◆ TO DO: Output every line below exactly.

◆ DATASET RECORDS:
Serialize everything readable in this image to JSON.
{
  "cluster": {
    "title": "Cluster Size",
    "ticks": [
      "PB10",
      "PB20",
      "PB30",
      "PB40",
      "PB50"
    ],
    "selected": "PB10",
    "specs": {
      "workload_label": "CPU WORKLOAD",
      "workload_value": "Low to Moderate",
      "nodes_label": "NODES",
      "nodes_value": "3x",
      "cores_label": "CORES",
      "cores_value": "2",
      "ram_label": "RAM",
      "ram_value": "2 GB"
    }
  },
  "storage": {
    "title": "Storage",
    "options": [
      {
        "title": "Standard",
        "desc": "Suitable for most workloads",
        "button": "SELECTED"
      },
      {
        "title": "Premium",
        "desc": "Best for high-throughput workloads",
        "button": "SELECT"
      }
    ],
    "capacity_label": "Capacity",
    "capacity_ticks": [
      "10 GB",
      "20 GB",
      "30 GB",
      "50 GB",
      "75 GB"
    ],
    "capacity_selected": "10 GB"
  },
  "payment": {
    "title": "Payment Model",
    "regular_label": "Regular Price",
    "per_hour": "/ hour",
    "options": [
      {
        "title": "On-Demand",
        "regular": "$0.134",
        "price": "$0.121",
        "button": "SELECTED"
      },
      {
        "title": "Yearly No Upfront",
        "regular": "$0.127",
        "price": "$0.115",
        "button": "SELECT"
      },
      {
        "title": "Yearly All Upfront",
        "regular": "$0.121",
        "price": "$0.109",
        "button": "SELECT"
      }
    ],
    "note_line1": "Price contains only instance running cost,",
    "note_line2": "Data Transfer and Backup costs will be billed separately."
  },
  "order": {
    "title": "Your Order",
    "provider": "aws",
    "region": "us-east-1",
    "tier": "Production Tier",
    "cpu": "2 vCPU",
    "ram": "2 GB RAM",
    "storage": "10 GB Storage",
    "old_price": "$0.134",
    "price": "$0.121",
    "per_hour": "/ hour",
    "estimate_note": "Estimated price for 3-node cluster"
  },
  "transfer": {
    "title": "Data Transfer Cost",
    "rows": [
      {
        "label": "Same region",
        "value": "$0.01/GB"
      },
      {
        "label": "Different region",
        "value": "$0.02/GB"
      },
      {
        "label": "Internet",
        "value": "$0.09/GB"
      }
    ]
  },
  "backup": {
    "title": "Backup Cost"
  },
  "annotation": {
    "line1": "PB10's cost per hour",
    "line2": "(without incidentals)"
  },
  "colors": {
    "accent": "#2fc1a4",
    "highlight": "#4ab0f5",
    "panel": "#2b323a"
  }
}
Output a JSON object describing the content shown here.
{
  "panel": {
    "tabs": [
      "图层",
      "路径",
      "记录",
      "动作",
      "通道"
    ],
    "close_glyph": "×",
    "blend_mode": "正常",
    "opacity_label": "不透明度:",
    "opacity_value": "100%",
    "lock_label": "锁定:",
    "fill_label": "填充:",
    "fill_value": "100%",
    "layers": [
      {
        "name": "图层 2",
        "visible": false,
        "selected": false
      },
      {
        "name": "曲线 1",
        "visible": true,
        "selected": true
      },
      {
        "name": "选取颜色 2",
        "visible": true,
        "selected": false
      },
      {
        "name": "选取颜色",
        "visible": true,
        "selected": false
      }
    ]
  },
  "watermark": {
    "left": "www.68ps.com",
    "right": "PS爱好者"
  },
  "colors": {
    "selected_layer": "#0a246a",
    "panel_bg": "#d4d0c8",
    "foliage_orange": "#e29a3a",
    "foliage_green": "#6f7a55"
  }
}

◆ TASK ANSWER:
Serialize everything readable in this image to JSON.
{
  "cluster": {
    "title": "Cluster Size",
    "ticks": [
      "PB10",
      "PB20",
      "PB30",
      "PB40",
      "PB50"
    ],
    "selected": "PB10",
    "specs": {
      "workload_label": "CPU WORKLOAD",
      "workload_value": "Low to Moderate",
      "nodes_label": "NODES",
      "nodes_value": "3x",
      "cores_label": "CORES",
      "cores_value": "2",
      "ram_label": "RAM",
      "ram_value": "2 GB"
    }
  },
  "storage": {
    "title": "Storage",
    "options": [
      {
        "title": "Standard",
        "desc": "Suitable for most workloads",
        "button": "SELECTED"
      },
      {
        "title": "Premium",
        "desc": "Best for high-throughput workloads",
        "button": "SELECT"
      }
    ],
    "capacity_label": "Capacity",
    "capacity_ticks": [
      "10 GB",
      "20 GB",
      "30 GB",
      "50 GB",
      "75 GB"
    ],
    "capacity_selected": "10 GB"
  },
  "payment": {
    "title": "Payment Model",
    "regular_label": "Regular Price",
    "per_hour": "/ hour",
    "options": [
      {
        "title": "On-Demand",
        "regular": "$0.134",
        "price": "$0.121",
        "button": "SELECTED"
      },
      {
        "title": "Yearly No Upfront",
        "regular": "$0.127",
        "price": "$0.115",
        "button": "SELECT"
      },
      {
        "title": "Yearly All Upfront",
        "regular": "$0.121",
        "price": "$0.109",
        "button": "SELECT"
      }
    ],
    "note_line1": "Price contains only instance running cost,",
    "note_line2": "Data Transfer and Backup costs will be billed separately."
  },
  "order": {
    "title": "Your Order",
    "provider": "aws",
    "region": "us-east-1",
    "tier": "Production Tier",
    "cpu": "2 vCPU",
    "ram": "2 GB RAM",
    "storage": "10 GB Storage",
    "old_price": "$0.134",
    "price": "$0.121",
    "per_hour": "/ hour",
    "estimate_note": "Estimated price for 3-node cluster"
  },
  "transfer": {
    "title": "Data Transfer Cost",
    "rows": [
      {
        "label": "Same region",
        "value": "$0.01/GB"
      },
      {
        "label": "Different region",
        "value": "$0.02/GB"
      },
      {
        "label": "Internet",
        "value": "$0.09/GB"
      }
    ]
  },
  "backup": {
    "title": "Backup Cost"
  },
  "annotation": {
    "line1": "PB10's cost per hour",
    "line2": "(without incidentals)"
  },
  "colors": {
    "accent": "#2fc1a4",
    "highlight": "#4ab0f5",
    "panel": "#2b323a"
  }
}
Output a JSON object describing the content shown here.
{
  "panel": {
    "tabs": [
      "图层",
      "路径",
      "记录",
      "动作",
      "通道"
    ],
    "close_glyph": "×",
    "blend_mode": "正常",
    "opacity_label": "不透明度:",
    "opacity_value": "100%",
    "lock_label": "锁定:",
    "fill_label": "填充:",
    "fill_value": "100%",
    "layers": [
      {
        "name": "图层 2",
        "visible": false,
        "selected": false
      },
      {
        "name": "曲线 1",
        "visible": true,
        "selected": true
      },
      {
        "name": "选取颜色 2",
        "visible": true,
        "selected": false
      },
      {
        "name": "选取颜色",
        "visible": true,
        "selected": false
      }
    ]
  },
  "watermark": {
    "left": "www.68ps.com",
    "right": "PS爱好者"
  },
  "colors": {
    "selected_layer": "#0a246a",
    "panel_bg": "#d4d0c8",
    "foliage_orange": "#e29a3a",
    "foliage_green": "#6f7a55"
  }
}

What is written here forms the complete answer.